### [Given problem]
Beneath this sentence is a set of records; write each of them out exactly.

━━━━━━

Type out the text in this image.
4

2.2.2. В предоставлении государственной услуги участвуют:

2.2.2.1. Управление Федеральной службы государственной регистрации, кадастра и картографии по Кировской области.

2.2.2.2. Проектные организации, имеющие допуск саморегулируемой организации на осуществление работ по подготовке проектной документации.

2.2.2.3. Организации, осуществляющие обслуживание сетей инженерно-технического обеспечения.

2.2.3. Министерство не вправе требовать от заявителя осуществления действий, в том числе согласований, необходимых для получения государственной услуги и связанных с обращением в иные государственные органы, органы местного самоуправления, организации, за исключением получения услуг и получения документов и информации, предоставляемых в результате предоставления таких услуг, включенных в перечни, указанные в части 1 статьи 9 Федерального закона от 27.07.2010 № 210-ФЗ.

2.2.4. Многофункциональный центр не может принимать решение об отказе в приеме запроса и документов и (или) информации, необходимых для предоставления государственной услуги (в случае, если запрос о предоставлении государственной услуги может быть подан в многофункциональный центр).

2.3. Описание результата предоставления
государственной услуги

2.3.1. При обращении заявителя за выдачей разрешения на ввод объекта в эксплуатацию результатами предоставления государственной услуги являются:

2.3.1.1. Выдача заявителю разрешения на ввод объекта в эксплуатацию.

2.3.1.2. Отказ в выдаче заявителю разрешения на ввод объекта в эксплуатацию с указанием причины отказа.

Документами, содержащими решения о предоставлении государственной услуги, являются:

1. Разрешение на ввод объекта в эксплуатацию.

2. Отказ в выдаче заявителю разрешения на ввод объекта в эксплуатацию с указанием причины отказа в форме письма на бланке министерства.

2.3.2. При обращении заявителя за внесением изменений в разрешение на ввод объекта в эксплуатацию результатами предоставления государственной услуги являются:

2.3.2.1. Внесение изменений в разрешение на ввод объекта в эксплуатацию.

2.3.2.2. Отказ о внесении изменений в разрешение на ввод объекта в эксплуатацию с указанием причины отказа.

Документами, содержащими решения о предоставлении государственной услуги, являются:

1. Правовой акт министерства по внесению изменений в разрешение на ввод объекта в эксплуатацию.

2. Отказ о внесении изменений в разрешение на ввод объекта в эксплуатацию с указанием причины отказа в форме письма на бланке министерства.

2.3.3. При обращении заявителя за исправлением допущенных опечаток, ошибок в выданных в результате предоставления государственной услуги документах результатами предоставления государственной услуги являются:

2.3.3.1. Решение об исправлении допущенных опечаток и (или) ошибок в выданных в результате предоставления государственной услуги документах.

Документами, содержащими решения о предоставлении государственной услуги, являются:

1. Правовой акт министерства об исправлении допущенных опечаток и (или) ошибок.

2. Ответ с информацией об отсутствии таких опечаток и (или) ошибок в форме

━━━━━━

### [Response]
Type out the text in this image.
4

2.2.2. В предоставлении государственной услуги участвуют:

2.2.2.1. Управление Федеральной службы государственной регистрации, кадастра и картографии по Кировской области.

2.2.2.2. Проектные организации, имеющие допуск саморегулируемой организации на осуществление работ по подготовке проектной документации.

2.2.2.3. Организации, осуществляющие обслуживание сетей инженерно-технического обеспечения.

2.2.3. Министерство не вправе требовать от заявителя осуществления действий, в том числе согласований, необходимых для получения государственной услуги и связанных с обращением в иные государственные органы, органы местного самоуправления, организации, за исключением получения услуг и получения документов и информации, предоставляемых в результате предоставления таких услуг, включенных в перечни, указанные в части 1 статьи 9 Федерального закона от 27.07.2010 № 210-ФЗ.

2.2.4. Многофункциональный центр не может принимать решение об отказе в приеме запроса и документов и (или) информации, необходимых для предоставления государственной услуги (в случае, если запрос о предоставлении государственной услуги может быть подан в многофункциональный центр).

2.3. Описание результата предоставления
государственной услуги

2.3.1. При обращении заявителя за выдачей разрешения на ввод объекта в эксплуатацию результатами предоставления государственной услуги являются:

2.3.1.1. Выдача заявителю разрешения на ввод объекта в эксплуатацию.

2.3.1.2. Отказ в выдаче заявителю разрешения на ввод объекта в эксплуатацию с указанием причины отказа.

Документами, содержащими решения о предоставлении государственной услуги, являются:

1. Разрешение на ввод объекта в эксплуатацию.

2. Отказ в выдаче заявителю разрешения на ввод объекта в эксплуатацию с указанием причины отказа в форме письма на бланке министерства.

2.3.2. При обращении заявителя за внесением изменений в разрешение на ввод объекта в эксплуатацию результатами предоставления государственной услуги являются:

2.3.2.1. Внесение изменений в разрешение на ввод объекта в эксплуатацию.

2.3.2.2. Отказ о внесении изменений в разрешение на ввод объекта в эксплуатацию с указанием причины отказа.

Документами, содержащими решения о предоставлении государственной услуги, являются:

1. Правовой акт министерства по внесению изменений в разрешение на ввод объекта в эксплуатацию.

2. Отказ о внесении изменений в разрешение на ввод объекта в эксплуатацию с указанием причины отказа в форме письма на бланке министерства.

2.3.3. При обращении заявителя за исправлением допущенных опечаток, ошибок в выданных в результате предоставления государственной услуги документах результатами предоставления государственной услуги являются:

2.3.3.1. Решение об исправлении допущенных опечаток и (или) ошибок в выданных в результате предоставления государственной услуги документах.

Документами, содержащими решения о предоставлении государственной услуги, являются:

1. Правовой акт министерства об исправлении допущенных опечаток и (или) ошибок.

2. Ответ с информацией об отсутствии таких опечаток и (или) ошибок в форме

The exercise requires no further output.